_WHAT THE TASK REQUIRES:_ Go over the entries below line by line, copying each one that contains the word "заболеваний".

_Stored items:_
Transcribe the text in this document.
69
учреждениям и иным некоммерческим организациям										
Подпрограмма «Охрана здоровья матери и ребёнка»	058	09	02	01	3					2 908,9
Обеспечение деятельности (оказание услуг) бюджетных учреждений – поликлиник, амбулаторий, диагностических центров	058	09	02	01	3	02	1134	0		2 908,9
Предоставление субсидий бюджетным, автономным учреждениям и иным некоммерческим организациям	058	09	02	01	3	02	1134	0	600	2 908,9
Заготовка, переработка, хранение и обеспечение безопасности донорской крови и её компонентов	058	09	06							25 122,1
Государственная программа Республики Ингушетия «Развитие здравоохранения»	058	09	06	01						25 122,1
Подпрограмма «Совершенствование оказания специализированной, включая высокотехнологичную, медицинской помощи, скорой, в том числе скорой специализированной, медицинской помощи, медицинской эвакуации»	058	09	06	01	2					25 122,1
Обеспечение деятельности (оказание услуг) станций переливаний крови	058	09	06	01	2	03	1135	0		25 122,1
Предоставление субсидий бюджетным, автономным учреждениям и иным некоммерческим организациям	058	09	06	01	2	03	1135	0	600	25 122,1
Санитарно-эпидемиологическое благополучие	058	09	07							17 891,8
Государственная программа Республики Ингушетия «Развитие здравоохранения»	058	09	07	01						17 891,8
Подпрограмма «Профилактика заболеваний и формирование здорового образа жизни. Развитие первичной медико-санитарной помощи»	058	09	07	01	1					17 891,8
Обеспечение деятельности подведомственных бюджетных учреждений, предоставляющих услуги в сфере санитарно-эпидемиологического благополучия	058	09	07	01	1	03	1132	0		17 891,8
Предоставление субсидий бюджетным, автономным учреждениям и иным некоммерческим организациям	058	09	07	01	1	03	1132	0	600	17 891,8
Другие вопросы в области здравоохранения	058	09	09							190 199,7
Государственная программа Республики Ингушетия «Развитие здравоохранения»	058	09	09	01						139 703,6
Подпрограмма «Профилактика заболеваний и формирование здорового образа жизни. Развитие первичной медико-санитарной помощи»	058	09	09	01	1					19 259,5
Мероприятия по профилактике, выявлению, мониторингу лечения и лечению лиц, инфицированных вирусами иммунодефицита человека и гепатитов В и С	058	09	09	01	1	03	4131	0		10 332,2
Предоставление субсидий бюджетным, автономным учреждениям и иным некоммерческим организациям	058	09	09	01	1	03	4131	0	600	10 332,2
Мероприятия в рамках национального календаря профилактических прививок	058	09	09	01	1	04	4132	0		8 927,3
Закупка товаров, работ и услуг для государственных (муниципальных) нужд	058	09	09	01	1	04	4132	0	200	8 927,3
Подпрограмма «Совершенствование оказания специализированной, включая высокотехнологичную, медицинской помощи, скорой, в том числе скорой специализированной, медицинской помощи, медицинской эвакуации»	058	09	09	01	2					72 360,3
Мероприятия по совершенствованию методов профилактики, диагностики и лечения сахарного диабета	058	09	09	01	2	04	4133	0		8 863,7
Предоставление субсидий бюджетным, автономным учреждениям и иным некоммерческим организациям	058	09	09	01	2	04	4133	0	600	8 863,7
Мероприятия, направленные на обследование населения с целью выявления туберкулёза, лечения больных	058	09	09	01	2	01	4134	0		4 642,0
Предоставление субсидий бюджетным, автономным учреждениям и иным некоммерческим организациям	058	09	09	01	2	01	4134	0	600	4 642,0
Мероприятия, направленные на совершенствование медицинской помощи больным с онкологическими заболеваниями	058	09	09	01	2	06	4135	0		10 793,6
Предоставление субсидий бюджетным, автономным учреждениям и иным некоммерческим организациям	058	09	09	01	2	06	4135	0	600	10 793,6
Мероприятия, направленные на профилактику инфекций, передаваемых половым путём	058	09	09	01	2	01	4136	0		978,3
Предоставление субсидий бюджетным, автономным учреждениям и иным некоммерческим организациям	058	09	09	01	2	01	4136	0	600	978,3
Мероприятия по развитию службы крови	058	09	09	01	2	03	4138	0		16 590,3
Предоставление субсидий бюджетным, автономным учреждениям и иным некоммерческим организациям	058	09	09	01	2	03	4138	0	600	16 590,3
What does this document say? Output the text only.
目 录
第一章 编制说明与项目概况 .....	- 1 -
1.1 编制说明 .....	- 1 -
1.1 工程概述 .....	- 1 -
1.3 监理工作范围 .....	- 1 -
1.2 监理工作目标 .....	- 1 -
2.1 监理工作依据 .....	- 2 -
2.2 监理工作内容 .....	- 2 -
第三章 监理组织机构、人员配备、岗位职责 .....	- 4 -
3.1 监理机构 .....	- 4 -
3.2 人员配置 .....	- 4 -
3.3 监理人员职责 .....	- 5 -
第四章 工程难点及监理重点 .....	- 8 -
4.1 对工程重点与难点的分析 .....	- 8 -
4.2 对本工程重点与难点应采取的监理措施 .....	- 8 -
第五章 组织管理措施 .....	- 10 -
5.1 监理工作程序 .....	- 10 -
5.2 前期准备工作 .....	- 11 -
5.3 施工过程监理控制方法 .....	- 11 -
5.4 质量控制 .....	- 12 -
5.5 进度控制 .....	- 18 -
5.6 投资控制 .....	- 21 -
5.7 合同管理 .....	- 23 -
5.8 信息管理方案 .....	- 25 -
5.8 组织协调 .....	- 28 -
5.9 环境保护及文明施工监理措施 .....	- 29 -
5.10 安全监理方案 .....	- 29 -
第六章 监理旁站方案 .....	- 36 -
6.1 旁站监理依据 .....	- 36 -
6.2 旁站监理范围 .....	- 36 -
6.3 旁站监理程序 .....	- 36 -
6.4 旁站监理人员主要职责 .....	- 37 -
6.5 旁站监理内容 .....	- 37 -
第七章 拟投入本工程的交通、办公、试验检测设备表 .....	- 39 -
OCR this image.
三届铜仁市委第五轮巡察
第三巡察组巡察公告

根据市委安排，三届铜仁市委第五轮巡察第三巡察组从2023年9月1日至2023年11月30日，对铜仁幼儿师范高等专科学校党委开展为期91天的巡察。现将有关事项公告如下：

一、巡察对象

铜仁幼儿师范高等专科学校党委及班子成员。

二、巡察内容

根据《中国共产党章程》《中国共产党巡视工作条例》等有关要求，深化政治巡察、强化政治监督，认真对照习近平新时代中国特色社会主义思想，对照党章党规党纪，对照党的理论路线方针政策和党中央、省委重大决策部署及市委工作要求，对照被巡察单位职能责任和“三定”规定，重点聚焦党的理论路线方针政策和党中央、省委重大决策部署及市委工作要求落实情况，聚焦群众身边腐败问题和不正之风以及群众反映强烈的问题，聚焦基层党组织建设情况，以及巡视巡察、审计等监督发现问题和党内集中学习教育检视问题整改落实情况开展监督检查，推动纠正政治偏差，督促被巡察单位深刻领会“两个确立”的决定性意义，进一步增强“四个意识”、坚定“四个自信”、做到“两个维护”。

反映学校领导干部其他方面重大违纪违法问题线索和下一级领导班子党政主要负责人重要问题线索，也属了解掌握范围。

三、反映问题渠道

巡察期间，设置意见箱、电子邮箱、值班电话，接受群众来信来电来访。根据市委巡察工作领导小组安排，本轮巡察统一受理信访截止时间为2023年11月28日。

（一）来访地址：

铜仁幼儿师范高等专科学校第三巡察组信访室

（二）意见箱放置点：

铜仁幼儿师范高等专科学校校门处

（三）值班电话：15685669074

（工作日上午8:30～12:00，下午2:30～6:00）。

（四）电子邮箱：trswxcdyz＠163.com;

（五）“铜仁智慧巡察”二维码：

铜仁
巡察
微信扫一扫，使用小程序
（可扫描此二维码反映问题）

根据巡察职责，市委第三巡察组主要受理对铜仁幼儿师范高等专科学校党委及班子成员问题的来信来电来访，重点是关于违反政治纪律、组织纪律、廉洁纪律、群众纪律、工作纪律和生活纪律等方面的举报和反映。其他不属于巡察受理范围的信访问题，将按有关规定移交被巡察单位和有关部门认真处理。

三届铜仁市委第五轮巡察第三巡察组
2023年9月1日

_COMPLETED TASK:_
Подпрограмма «Профилактика заболеваний и формирование здорового образа жизни. Развитие первичной медико-санитарной помощи»	058	09	07	01	1					17 891,8
Подпрограмма «Профилактика заболеваний и формирование здорового образа жизни. Развитие первичной медико-санитарной помощи»	058	09	09	01	1					19 259,5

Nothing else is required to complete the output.